Go through the material below, count the lines with the word "Output", and reply with the count alone.

[Provided data start]

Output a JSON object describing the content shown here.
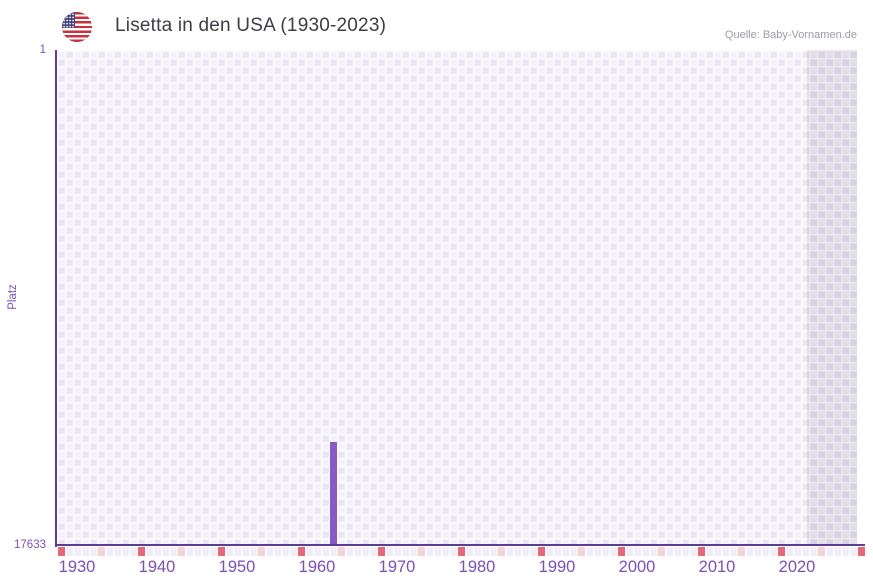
{
  "header": {
    "title": "Lisetta in den USA (1930-2023)",
    "source": "Quelle: Baby-Vornamen.de",
    "flag_icon": "us-flag"
  },
  "chart_data": {
    "type": "bar",
    "title": "Lisetta in den USA (1930-2023)",
    "xlabel": "",
    "ylabel": "Platz",
    "y_axis": {
      "top_tick": "1",
      "bottom_tick": "17633",
      "best_rank": 1,
      "worst_rank": 17633,
      "inverted": true
    },
    "x_axis": {
      "start_year": 1928,
      "end_year": 2028,
      "tick_years": [
        1930,
        1940,
        1950,
        1960,
        1970,
        1980,
        1990,
        2000,
        2010,
        2020
      ]
    },
    "bars": [
      {
        "year": 1962,
        "rank": 13950
      }
    ],
    "below_axis_marks": {
      "dark_years": [
        1928,
        1938,
        1948,
        1958,
        1968,
        1978,
        1988,
        1998,
        2008,
        2018,
        2028
      ],
      "light_years": [
        1933,
        1943,
        1953,
        1963,
        1973,
        1983,
        1993,
        2003,
        2013,
        2023
      ]
    },
    "no_data_band": {
      "from_year": 2022
    },
    "colors": {
      "bar": "#8a57c7",
      "axis_line": "#5b3c96",
      "axis_text": "#7b50b4",
      "mark_dark": "#e0697a",
      "mark_light": "#f3d3da",
      "grid_light": "#f5f1fb",
      "grid_dark": "#eae4f6",
      "title_text": "#3d3d47",
      "source_text": "#9b9ba4"
    }
  }
}
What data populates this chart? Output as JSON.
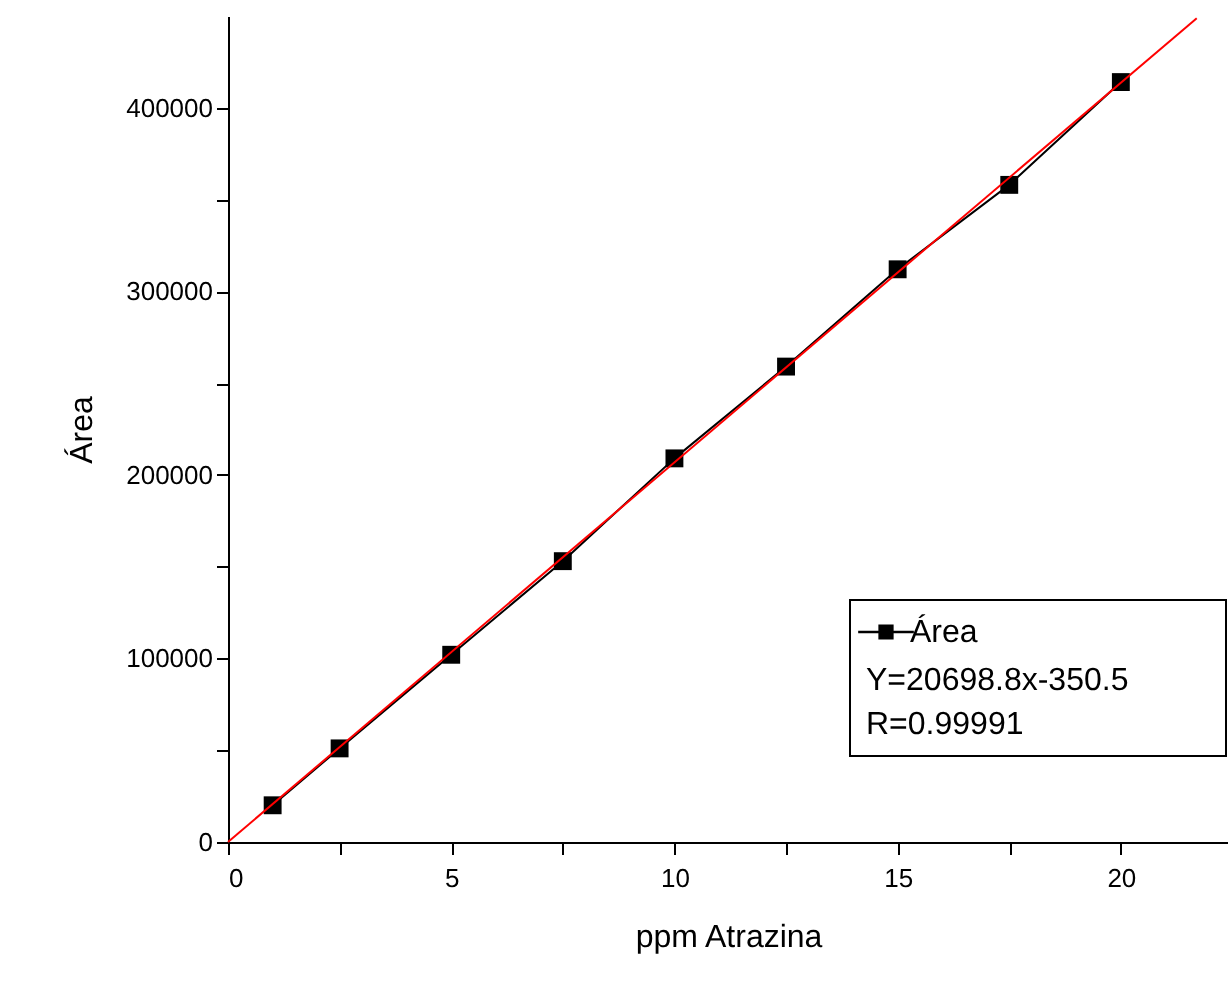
{
  "chart_data": {
    "type": "line",
    "xlabel": "ppm Atrazina",
    "ylabel": "Área",
    "x": [
      1,
      2.5,
      5,
      7.5,
      10,
      12.5,
      15,
      17.5,
      20
    ],
    "series": [
      {
        "name": "Área",
        "color": "#000000",
        "marker": "square",
        "values": [
          20000,
          51000,
          102000,
          153000,
          209000,
          259000,
          312000,
          358000,
          414000
        ]
      },
      {
        "type": "line",
        "color": "#ff0000",
        "marker": "none",
        "x": [
          0,
          21.7
        ],
        "values": [
          0,
          448800
        ]
      }
    ],
    "xlim": [
      0,
      22.4
    ],
    "xticks": [
      0,
      {
        "value": 2.5,
        "label": null
      },
      5,
      {
        "value": 7.5,
        "label": null
      },
      10,
      {
        "value": 12.5,
        "label": null
      },
      15,
      {
        "value": 17.5,
        "label": null
      },
      20
    ],
    "ylim": [
      0,
      450000
    ],
    "yticks": [
      0,
      {
        "value": 50000,
        "label": null
      },
      100000,
      {
        "value": 150000,
        "label": null
      },
      200000,
      {
        "value": 250000,
        "label": null
      },
      300000,
      {
        "value": 350000,
        "label": null
      },
      400000
    ],
    "grid": false,
    "legend": "bottom right",
    "annotations": [
      "Y=20698.8x-350.5",
      "R=0.99991"
    ]
  }
}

[Provided data end]

The response:
2